WHAT TO WORK ON — Write out each line that follows exactly as it stands, without the pictures.

* BEGIN AVAILABLE DATA *

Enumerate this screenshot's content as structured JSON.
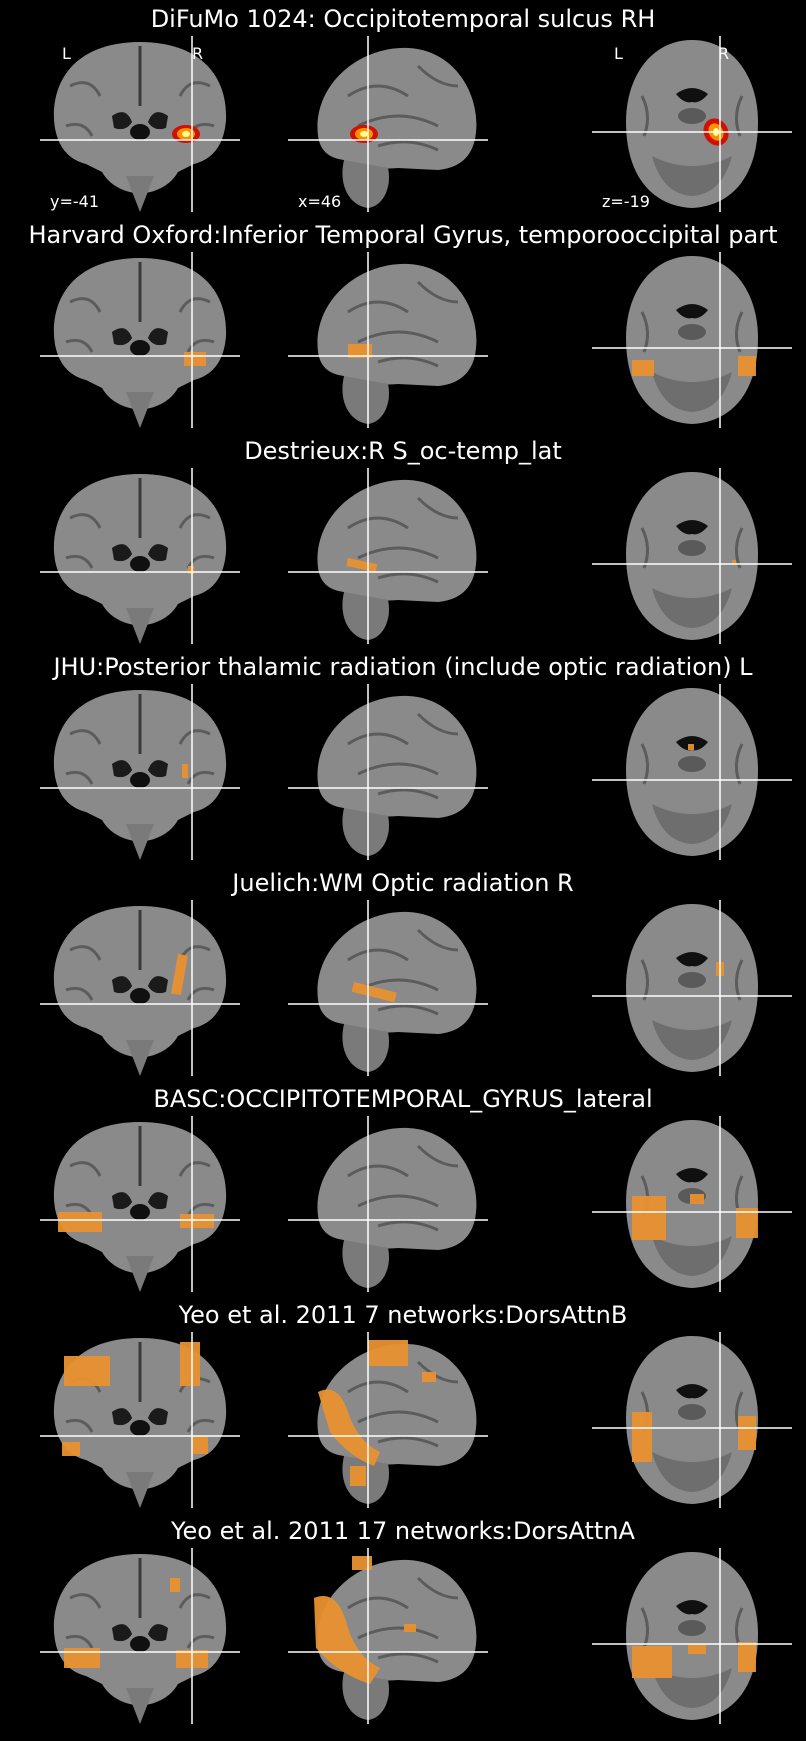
{
  "figure": {
    "panels": [
      {
        "title": "DiFuMo 1024: Occipitotemporal sulcus RH",
        "colormap": "hot",
        "show_labels": true,
        "orientation": {
          "left": "L",
          "right": "R"
        },
        "coords": {
          "coronal": "y=-41",
          "sagittal": "x=46",
          "axial": "z=-19"
        },
        "overlay": "difumo"
      },
      {
        "title": "Harvard Oxford:Inferior Temporal Gyrus, temporooccipital part",
        "colormap": "orange",
        "overlay": "harvard"
      },
      {
        "title": "Destrieux:R S_oc-temp_lat",
        "colormap": "orange",
        "overlay": "destrieux"
      },
      {
        "title": "JHU:Posterior thalamic radiation (include optic radiation) L",
        "colormap": "orange",
        "overlay": "jhu"
      },
      {
        "title": "Juelich:WM Optic radiation R",
        "colormap": "orange",
        "overlay": "juelich"
      },
      {
        "title": "BASC:OCCIPITOTEMPORAL_GYRUS_lateral",
        "colormap": "orange",
        "overlay": "basc"
      },
      {
        "title": "Yeo et al. 2011 7 networks:DorsAttnB",
        "colormap": "orange",
        "overlay": "yeo7"
      },
      {
        "title": "Yeo et al. 2011 17 networks:DorsAttnA",
        "colormap": "orange",
        "overlay": "yeo17"
      }
    ],
    "colors": {
      "background": "#000000",
      "overlay": "#e8912f",
      "crosshair": "#ffffff",
      "brain": "#8a8a8a"
    }
  }
}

* END AVAILABLE DATA *

SOLUTION —
Enumerate this screenshot's content as structured JSON.
{
  "figure": {
    "panels": [
      {
        "title": "DiFuMo 1024: Occipitotemporal sulcus RH",
        "colormap": "hot",
        "show_labels": true,
        "orientation": {
          "left": "L",
          "right": "R"
        },
        "coords": {
          "coronal": "y=-41",
          "sagittal": "x=46",
          "axial": "z=-19"
        },
        "overlay": "difumo"
      },
      {
        "title": "Harvard Oxford:Inferior Temporal Gyrus, temporooccipital part",
        "colormap": "orange",
        "overlay": "harvard"
      },
      {
        "title": "Destrieux:R S_oc-temp_lat",
        "colormap": "orange",
        "overlay": "destrieux"
      },
      {
        "title": "JHU:Posterior thalamic radiation (include optic radiation) L",
        "colormap": "orange",
        "overlay": "jhu"
      },
      {
        "title": "Juelich:WM Optic radiation R",
        "colormap": "orange",
        "overlay": "juelich"
      },
      {
        "title": "BASC:OCCIPITOTEMPORAL_GYRUS_lateral",
        "colormap": "orange",
        "overlay": "basc"
      },
      {
        "title": "Yeo et al. 2011 7 networks:DorsAttnB",
        "colormap": "orange",
        "overlay": "yeo7"
      },
      {
        "title": "Yeo et al. 2011 17 networks:DorsAttnA",
        "colormap": "orange",
        "overlay": "yeo17"
      }
    ],
    "colors": {
      "background": "#000000",
      "overlay": "#e8912f",
      "crosshair": "#ffffff",
      "brain": "#8a8a8a"
    }
  }
}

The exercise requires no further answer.